What you will do >> The records that follow are to be transcribed in full, without their images.

★ ★ ★ ★ ★ ★ ★

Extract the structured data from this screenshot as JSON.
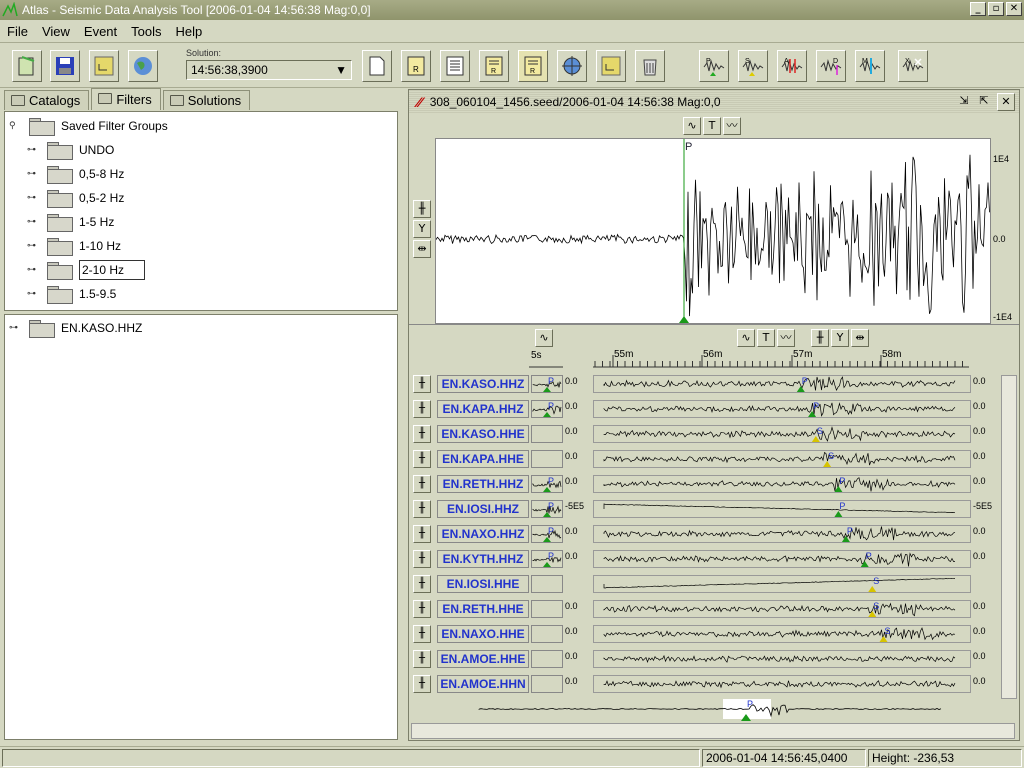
{
  "window": {
    "title": "Atlas - Seismic Data Analysis Tool [2006-01-04 14:56:38 Mag:0,0]"
  },
  "menu": [
    "File",
    "View",
    "Event",
    "Tools",
    "Help"
  ],
  "toolbar": {
    "solution_label": "Solution:",
    "solution_value": "14:56:38,3900",
    "phase_buttons": [
      "P",
      "S",
      "A",
      "D",
      "M",
      "X"
    ]
  },
  "tabs": [
    {
      "label": "Catalogs"
    },
    {
      "label": "Filters"
    },
    {
      "label": "Solutions"
    }
  ],
  "filter_tree": {
    "root": "Saved Filter Groups",
    "items": [
      "UNDO",
      "0,5-8 Hz",
      "0,5-2 Hz",
      "1-5 Hz",
      "1-10 Hz",
      "2-10 Hz",
      "1.5-9.5"
    ],
    "selected": "2-10 Hz"
  },
  "station_tree": {
    "root": "EN.KASO.HHZ"
  },
  "event_panel": {
    "title": "308_060104_1456.seed/2006-01-04 14:56:38 Mag:0,0",
    "main_trace": {
      "y_top": "1E4",
      "y_mid": "0.0",
      "y_bot": "-1E4",
      "pick": "P"
    },
    "time_axis": {
      "zoom_label": "5s",
      "ticks": [
        "55m",
        "56m",
        "57m",
        "58m"
      ]
    },
    "tool_labels": {
      "filter": "∿",
      "text": "T",
      "wave": "〰",
      "grid": "╫",
      "y": "Y",
      "compress": "⇹"
    }
  },
  "traces": [
    {
      "name": "EN.KASO.HHZ",
      "scale_left": "0.0",
      "scale_right": "0.0",
      "phase": "P",
      "pick_pos": 0.55,
      "pick_color": "green"
    },
    {
      "name": "EN.KAPA.HHZ",
      "scale_left": "0.0",
      "scale_right": "0.0",
      "phase": "P",
      "pick_pos": 0.58,
      "pick_color": "green"
    },
    {
      "name": "EN.KASO.HHE",
      "scale_left": "0.0",
      "scale_right": "0.0",
      "phase": "S",
      "pick_pos": 0.59,
      "pick_color": "yellow"
    },
    {
      "name": "EN.KAPA.HHE",
      "scale_left": "0.0",
      "scale_right": "0.0",
      "phase": "S",
      "pick_pos": 0.62,
      "pick_color": "yellow"
    },
    {
      "name": "EN.RETH.HHZ",
      "scale_left": "0.0",
      "scale_right": "0.0",
      "phase": "P",
      "pick_pos": 0.65,
      "pick_color": "green"
    },
    {
      "name": "EN.IOSI.HHZ",
      "scale_left": "-5E5",
      "scale_right": "-5E5",
      "phase": "P",
      "pick_pos": 0.65,
      "pick_color": "green"
    },
    {
      "name": "EN.NAXO.HHZ",
      "scale_left": "0.0",
      "scale_right": "0.0",
      "phase": "P",
      "pick_pos": 0.67,
      "pick_color": "green"
    },
    {
      "name": "EN.KYTH.HHZ",
      "scale_left": "0.0",
      "scale_right": "0.0",
      "phase": "P",
      "pick_pos": 0.72,
      "pick_color": "green"
    },
    {
      "name": "EN.IOSI.HHE",
      "scale_left": "",
      "scale_right": "",
      "phase": "S",
      "pick_pos": 0.74,
      "pick_color": "yellow"
    },
    {
      "name": "EN.RETH.HHE",
      "scale_left": "0.0",
      "scale_right": "0.0",
      "phase": "S",
      "pick_pos": 0.74,
      "pick_color": "yellow"
    },
    {
      "name": "EN.NAXO.HHE",
      "scale_left": "0.0",
      "scale_right": "0.0",
      "phase": "S",
      "pick_pos": 0.77,
      "pick_color": "yellow"
    },
    {
      "name": "EN.AMOE.HHE",
      "scale_left": "0.0",
      "scale_right": "0.0",
      "phase": "",
      "pick_pos": 0,
      "pick_color": ""
    },
    {
      "name": "EN.AMOE.HHN",
      "scale_left": "0.0",
      "scale_right": "0.0",
      "phase": "",
      "pick_pos": 0,
      "pick_color": ""
    }
  ],
  "statusbar": {
    "time": "2006-01-04 14:56:45,0400",
    "height": "Height: -236,53"
  }
}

★ ★ ★ ★ ★ ★ ★

Solution >>
Extract the structured data from this screenshot as JSON.
{
  "window": {
    "title": "Atlas - Seismic Data Analysis Tool [2006-01-04 14:56:38 Mag:0,0]"
  },
  "menu": [
    "File",
    "View",
    "Event",
    "Tools",
    "Help"
  ],
  "toolbar": {
    "solution_label": "Solution:",
    "solution_value": "14:56:38,3900",
    "phase_buttons": [
      "P",
      "S",
      "A",
      "D",
      "M",
      "X"
    ]
  },
  "tabs": [
    {
      "label": "Catalogs"
    },
    {
      "label": "Filters"
    },
    {
      "label": "Solutions"
    }
  ],
  "filter_tree": {
    "root": "Saved Filter Groups",
    "items": [
      "UNDO",
      "0,5-8 Hz",
      "0,5-2 Hz",
      "1-5 Hz",
      "1-10 Hz",
      "2-10 Hz",
      "1.5-9.5"
    ],
    "selected": "2-10 Hz"
  },
  "station_tree": {
    "root": "EN.KASO.HHZ"
  },
  "event_panel": {
    "title": "308_060104_1456.seed/2006-01-04 14:56:38 Mag:0,0",
    "main_trace": {
      "y_top": "1E4",
      "y_mid": "0.0",
      "y_bot": "-1E4",
      "pick": "P"
    },
    "time_axis": {
      "zoom_label": "5s",
      "ticks": [
        "55m",
        "56m",
        "57m",
        "58m"
      ]
    },
    "tool_labels": {
      "filter": "∿",
      "text": "T",
      "wave": "〰",
      "grid": "╫",
      "y": "Y",
      "compress": "⇹"
    }
  },
  "traces": [
    {
      "name": "EN.KASO.HHZ",
      "scale_left": "0.0",
      "scale_right": "0.0",
      "phase": "P",
      "pick_pos": 0.55,
      "pick_color": "green"
    },
    {
      "name": "EN.KAPA.HHZ",
      "scale_left": "0.0",
      "scale_right": "0.0",
      "phase": "P",
      "pick_pos": 0.58,
      "pick_color": "green"
    },
    {
      "name": "EN.KASO.HHE",
      "scale_left": "0.0",
      "scale_right": "0.0",
      "phase": "S",
      "pick_pos": 0.59,
      "pick_color": "yellow"
    },
    {
      "name": "EN.KAPA.HHE",
      "scale_left": "0.0",
      "scale_right": "0.0",
      "phase": "S",
      "pick_pos": 0.62,
      "pick_color": "yellow"
    },
    {
      "name": "EN.RETH.HHZ",
      "scale_left": "0.0",
      "scale_right": "0.0",
      "phase": "P",
      "pick_pos": 0.65,
      "pick_color": "green"
    },
    {
      "name": "EN.IOSI.HHZ",
      "scale_left": "-5E5",
      "scale_right": "-5E5",
      "phase": "P",
      "pick_pos": 0.65,
      "pick_color": "green"
    },
    {
      "name": "EN.NAXO.HHZ",
      "scale_left": "0.0",
      "scale_right": "0.0",
      "phase": "P",
      "pick_pos": 0.67,
      "pick_color": "green"
    },
    {
      "name": "EN.KYTH.HHZ",
      "scale_left": "0.0",
      "scale_right": "0.0",
      "phase": "P",
      "pick_pos": 0.72,
      "pick_color": "green"
    },
    {
      "name": "EN.IOSI.HHE",
      "scale_left": "",
      "scale_right": "",
      "phase": "S",
      "pick_pos": 0.74,
      "pick_color": "yellow"
    },
    {
      "name": "EN.RETH.HHE",
      "scale_left": "0.0",
      "scale_right": "0.0",
      "phase": "S",
      "pick_pos": 0.74,
      "pick_color": "yellow"
    },
    {
      "name": "EN.NAXO.HHE",
      "scale_left": "0.0",
      "scale_right": "0.0",
      "phase": "S",
      "pick_pos": 0.77,
      "pick_color": "yellow"
    },
    {
      "name": "EN.AMOE.HHE",
      "scale_left": "0.0",
      "scale_right": "0.0",
      "phase": "",
      "pick_pos": 0,
      "pick_color": ""
    },
    {
      "name": "EN.AMOE.HHN",
      "scale_left": "0.0",
      "scale_right": "0.0",
      "phase": "",
      "pick_pos": 0,
      "pick_color": ""
    }
  ],
  "statusbar": {
    "time": "2006-01-04 14:56:45,0400",
    "height": "Height: -236,53"
  }
}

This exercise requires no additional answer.